> WHAT THE TASK REQUIRES: Return only the lines starting at the line that contains "Read this page and output its text content." and ending with the final line of the listing; include both endpoints.

> RECORDS SUPPLIED:
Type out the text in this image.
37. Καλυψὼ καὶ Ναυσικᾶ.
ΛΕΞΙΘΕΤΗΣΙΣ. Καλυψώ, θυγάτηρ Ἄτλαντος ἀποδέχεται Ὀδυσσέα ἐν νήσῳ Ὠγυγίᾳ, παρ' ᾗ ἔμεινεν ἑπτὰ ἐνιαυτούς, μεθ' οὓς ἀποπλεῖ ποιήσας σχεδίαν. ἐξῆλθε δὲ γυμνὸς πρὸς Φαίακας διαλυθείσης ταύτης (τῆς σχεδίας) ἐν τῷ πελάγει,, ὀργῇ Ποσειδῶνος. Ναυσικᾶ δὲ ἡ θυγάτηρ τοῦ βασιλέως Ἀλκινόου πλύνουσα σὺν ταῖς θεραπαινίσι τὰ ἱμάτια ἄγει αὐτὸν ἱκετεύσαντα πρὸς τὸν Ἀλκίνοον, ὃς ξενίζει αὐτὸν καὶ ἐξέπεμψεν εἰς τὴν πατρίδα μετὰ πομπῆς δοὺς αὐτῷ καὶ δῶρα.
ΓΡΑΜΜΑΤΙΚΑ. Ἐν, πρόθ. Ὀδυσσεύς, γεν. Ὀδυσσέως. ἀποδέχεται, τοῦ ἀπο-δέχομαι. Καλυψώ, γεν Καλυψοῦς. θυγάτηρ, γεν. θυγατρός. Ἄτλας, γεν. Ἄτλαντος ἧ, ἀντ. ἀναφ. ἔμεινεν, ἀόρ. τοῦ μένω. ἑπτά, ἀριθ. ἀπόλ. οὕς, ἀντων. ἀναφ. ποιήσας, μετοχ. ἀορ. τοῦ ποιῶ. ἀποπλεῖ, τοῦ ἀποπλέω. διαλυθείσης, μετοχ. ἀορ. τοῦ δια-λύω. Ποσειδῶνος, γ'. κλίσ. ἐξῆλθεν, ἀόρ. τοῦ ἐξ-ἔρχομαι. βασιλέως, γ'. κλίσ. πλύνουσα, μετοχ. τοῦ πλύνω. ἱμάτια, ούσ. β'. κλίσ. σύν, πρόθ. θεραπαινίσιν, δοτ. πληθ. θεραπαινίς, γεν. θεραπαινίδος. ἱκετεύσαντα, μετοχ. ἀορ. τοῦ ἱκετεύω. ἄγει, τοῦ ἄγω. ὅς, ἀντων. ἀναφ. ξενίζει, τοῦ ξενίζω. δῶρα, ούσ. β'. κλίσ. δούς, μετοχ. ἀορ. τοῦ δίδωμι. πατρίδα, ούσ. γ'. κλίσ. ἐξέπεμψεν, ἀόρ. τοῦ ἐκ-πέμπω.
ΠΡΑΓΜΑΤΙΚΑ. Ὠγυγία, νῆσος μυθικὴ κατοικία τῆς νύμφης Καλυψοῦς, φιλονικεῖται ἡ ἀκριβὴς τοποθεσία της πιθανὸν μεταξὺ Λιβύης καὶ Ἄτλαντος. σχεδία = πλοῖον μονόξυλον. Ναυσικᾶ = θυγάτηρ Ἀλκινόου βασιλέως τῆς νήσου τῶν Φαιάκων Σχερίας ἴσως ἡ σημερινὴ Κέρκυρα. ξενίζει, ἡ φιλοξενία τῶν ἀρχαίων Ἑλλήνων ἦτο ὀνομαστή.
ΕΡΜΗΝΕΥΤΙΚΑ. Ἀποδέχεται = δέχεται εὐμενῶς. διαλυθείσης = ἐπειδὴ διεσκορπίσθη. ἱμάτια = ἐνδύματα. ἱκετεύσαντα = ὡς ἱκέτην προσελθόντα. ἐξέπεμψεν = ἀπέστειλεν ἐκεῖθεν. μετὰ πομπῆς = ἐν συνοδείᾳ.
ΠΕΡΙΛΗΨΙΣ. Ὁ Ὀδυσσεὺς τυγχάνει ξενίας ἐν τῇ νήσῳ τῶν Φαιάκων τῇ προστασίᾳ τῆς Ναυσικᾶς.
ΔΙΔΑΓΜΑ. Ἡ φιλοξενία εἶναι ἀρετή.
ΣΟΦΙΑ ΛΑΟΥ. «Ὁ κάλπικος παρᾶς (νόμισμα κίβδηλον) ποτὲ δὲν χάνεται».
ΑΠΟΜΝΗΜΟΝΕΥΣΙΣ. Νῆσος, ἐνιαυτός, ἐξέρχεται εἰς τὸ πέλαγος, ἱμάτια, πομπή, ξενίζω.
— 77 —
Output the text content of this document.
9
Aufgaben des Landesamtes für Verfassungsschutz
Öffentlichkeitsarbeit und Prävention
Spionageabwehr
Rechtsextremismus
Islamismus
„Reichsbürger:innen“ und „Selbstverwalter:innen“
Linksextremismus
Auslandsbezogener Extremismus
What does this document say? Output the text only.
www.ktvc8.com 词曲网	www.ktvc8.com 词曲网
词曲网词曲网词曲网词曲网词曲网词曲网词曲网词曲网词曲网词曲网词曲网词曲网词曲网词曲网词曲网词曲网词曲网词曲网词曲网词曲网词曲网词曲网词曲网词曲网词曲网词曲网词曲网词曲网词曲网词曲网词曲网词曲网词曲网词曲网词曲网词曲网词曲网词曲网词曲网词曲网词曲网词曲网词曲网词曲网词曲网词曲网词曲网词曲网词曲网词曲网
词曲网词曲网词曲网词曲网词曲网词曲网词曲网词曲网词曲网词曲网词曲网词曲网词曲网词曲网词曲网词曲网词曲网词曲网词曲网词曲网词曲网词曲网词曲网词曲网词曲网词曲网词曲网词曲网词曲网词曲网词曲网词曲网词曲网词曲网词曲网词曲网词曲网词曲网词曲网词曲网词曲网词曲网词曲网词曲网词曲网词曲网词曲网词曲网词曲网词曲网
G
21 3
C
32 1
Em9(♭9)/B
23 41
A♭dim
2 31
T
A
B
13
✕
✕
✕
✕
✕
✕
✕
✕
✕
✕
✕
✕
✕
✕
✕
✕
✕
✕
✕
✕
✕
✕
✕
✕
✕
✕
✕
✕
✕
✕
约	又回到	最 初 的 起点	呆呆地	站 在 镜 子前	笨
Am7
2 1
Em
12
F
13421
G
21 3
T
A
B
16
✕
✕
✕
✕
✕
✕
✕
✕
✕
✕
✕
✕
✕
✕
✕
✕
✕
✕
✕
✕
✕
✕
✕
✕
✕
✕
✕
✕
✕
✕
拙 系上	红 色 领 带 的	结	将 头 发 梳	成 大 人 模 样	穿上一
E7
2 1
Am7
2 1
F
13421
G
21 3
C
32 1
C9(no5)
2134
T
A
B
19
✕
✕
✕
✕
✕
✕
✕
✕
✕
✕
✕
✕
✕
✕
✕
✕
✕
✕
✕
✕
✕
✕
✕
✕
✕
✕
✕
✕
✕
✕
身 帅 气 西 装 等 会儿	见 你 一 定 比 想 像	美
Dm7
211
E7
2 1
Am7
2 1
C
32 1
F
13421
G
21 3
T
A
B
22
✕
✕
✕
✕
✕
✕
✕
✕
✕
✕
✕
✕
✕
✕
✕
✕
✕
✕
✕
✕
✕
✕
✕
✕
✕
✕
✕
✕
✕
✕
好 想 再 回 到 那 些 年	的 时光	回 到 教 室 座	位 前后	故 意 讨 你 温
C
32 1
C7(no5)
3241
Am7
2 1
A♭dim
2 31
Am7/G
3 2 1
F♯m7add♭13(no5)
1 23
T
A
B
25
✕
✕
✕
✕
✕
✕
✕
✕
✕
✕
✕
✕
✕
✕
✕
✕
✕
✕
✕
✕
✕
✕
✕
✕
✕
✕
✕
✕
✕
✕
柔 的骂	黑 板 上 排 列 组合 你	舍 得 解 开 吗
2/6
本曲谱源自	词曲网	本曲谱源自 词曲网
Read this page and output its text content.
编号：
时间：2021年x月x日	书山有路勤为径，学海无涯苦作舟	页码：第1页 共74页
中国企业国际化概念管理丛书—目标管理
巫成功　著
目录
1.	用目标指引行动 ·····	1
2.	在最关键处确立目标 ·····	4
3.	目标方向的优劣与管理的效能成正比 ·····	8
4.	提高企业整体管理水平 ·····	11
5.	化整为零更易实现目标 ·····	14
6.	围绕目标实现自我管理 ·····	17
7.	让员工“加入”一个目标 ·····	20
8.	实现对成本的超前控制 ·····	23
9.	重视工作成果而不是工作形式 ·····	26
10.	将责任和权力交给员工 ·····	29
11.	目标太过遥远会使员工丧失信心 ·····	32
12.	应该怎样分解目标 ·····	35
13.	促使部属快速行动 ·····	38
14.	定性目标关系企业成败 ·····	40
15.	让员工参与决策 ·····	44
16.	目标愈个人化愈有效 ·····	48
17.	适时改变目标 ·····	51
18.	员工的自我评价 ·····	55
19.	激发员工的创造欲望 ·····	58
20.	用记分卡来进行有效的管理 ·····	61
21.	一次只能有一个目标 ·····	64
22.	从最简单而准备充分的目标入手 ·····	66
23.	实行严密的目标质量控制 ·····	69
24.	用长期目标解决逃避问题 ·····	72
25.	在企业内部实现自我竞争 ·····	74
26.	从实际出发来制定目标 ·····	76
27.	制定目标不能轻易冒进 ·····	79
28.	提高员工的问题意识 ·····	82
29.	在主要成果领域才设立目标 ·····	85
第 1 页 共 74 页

> SOLUTION FOR THIS EXERCISE:
Read this page and output its text content.
编号：
时间：2021年x月x日	书山有路勤为径，学海无涯苦作舟	页码：第1页 共74页
中国企业国际化概念管理丛书—目标管理
巫成功　著
目录
1.	用目标指引行动 ·····	1
2.	在最关键处确立目标 ·····	4
3.	目标方向的优劣与管理的效能成正比 ·····	8
4.	提高企业整体管理水平 ·····	11
5.	化整为零更易实现目标 ·····	14
6.	围绕目标实现自我管理 ·····	17
7.	让员工“加入”一个目标 ·····	20
8.	实现对成本的超前控制 ·····	23
9.	重视工作成果而不是工作形式 ·····	26
10.	将责任和权力交给员工 ·····	29
11.	目标太过遥远会使员工丧失信心 ·····	32
12.	应该怎样分解目标 ·····	35
13.	促使部属快速行动 ·····	38
14.	定性目标关系企业成败 ·····	40
15.	让员工参与决策 ·····	44
16.	目标愈个人化愈有效 ·····	48
17.	适时改变目标 ·····	51
18.	员工的自我评价 ·····	55
19.	激发员工的创造欲望 ·····	58
20.	用记分卡来进行有效的管理 ·····	61
21.	一次只能有一个目标 ·····	64
22.	从最简单而准备充分的目标入手 ·····	66
23.	实行严密的目标质量控制 ·····	69
24.	用长期目标解决逃避问题 ·····	72
25.	在企业内部实现自我竞争 ·····	74
26.	从实际出发来制定目标 ·····	76
27.	制定目标不能轻易冒进 ·····	79
28.	提高员工的问题意识 ·····	82
29.	在主要成果领域才设立目标 ·····	85
第 1 页 共 74 页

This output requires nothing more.